#### Request:
Find how many lines in the data below mention "color". Give the number only.

[Dataset excerpt]
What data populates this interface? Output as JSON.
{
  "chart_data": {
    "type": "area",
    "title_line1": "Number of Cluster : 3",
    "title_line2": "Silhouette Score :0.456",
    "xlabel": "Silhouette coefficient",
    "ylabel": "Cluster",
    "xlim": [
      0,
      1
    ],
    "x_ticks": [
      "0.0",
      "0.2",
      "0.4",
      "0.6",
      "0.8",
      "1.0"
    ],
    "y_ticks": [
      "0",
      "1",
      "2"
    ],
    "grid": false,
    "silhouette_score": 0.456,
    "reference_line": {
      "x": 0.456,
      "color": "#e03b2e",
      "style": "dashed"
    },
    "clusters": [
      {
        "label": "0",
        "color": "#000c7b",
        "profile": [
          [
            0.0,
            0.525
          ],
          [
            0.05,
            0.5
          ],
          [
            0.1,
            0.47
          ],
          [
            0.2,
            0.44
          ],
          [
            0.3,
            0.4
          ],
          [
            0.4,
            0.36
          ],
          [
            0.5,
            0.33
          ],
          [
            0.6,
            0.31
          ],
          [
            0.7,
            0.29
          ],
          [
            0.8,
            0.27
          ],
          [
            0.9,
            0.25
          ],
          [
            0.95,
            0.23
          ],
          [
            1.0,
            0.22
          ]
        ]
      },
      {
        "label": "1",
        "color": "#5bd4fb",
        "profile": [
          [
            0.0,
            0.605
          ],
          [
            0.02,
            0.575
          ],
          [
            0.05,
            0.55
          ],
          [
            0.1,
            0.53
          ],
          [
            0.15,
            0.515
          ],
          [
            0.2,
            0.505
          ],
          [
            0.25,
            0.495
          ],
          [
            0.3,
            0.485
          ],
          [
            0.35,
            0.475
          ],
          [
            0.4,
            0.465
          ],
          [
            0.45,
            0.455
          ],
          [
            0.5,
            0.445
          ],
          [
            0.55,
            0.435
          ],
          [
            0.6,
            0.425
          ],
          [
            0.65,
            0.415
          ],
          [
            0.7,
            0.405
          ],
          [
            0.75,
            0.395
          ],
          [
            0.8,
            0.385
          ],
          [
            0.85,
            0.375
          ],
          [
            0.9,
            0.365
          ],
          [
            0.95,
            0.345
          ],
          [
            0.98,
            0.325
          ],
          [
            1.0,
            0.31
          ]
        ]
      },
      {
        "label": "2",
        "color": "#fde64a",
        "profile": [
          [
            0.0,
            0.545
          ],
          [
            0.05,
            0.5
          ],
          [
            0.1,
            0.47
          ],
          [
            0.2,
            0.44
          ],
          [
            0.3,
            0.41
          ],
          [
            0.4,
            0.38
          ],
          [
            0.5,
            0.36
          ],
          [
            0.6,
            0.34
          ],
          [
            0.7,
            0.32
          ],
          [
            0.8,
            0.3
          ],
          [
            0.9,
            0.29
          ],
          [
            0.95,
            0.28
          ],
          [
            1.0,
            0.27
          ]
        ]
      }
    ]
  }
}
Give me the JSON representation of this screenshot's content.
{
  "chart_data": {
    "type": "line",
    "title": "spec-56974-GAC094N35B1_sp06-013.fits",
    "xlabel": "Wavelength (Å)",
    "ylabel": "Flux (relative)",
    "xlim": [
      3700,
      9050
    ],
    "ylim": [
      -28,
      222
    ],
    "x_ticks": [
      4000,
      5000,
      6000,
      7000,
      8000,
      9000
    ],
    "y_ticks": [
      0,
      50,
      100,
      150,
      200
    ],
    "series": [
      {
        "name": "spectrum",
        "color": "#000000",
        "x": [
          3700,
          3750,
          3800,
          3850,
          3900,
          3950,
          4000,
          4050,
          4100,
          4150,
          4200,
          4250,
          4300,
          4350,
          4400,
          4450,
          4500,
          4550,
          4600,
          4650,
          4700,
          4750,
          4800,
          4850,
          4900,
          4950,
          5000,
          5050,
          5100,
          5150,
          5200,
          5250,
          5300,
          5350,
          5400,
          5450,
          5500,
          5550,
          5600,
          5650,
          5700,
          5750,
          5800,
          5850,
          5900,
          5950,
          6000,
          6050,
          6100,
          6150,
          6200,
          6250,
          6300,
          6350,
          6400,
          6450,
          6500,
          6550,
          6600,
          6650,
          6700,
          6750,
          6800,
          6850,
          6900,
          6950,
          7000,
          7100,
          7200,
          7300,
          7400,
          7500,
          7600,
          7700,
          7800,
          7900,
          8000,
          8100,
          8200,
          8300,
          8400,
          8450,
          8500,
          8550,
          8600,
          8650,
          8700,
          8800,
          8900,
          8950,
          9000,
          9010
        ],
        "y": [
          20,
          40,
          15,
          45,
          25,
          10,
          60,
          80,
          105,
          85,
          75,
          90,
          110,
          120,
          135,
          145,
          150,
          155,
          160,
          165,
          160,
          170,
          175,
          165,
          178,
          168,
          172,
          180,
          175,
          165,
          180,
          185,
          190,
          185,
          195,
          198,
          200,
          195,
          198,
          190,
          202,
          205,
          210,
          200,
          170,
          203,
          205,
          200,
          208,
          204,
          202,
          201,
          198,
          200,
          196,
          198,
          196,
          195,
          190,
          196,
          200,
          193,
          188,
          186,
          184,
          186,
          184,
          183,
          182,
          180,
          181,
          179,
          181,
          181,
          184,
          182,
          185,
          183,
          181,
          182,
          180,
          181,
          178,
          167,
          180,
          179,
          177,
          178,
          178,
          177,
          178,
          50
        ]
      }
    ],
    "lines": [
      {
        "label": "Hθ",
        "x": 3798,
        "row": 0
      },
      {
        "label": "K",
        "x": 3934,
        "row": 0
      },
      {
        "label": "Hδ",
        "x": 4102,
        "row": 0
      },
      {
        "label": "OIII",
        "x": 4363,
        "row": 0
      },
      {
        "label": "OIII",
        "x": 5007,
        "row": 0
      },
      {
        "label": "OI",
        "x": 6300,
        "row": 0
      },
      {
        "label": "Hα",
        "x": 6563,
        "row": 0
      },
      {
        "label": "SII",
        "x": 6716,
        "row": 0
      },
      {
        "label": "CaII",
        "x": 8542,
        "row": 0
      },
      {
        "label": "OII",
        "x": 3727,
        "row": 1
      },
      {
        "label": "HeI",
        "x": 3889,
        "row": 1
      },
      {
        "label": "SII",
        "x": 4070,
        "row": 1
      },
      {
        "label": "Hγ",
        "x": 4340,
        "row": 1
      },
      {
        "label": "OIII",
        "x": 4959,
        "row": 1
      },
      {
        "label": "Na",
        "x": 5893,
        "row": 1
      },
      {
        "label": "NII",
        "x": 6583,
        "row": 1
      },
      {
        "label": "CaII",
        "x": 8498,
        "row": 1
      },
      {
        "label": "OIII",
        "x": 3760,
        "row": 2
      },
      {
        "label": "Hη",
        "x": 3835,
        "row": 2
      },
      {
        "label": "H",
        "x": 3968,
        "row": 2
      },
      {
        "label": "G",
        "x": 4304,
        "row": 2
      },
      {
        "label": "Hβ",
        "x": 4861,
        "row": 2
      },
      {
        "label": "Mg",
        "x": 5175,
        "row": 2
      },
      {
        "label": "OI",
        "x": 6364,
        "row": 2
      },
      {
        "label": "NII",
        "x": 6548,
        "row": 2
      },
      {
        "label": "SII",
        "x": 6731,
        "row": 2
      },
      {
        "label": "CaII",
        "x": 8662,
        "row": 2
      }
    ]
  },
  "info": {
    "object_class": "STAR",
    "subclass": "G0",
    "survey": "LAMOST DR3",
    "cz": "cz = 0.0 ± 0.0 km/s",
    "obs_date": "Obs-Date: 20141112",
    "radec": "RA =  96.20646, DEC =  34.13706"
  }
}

#### Final answer:
5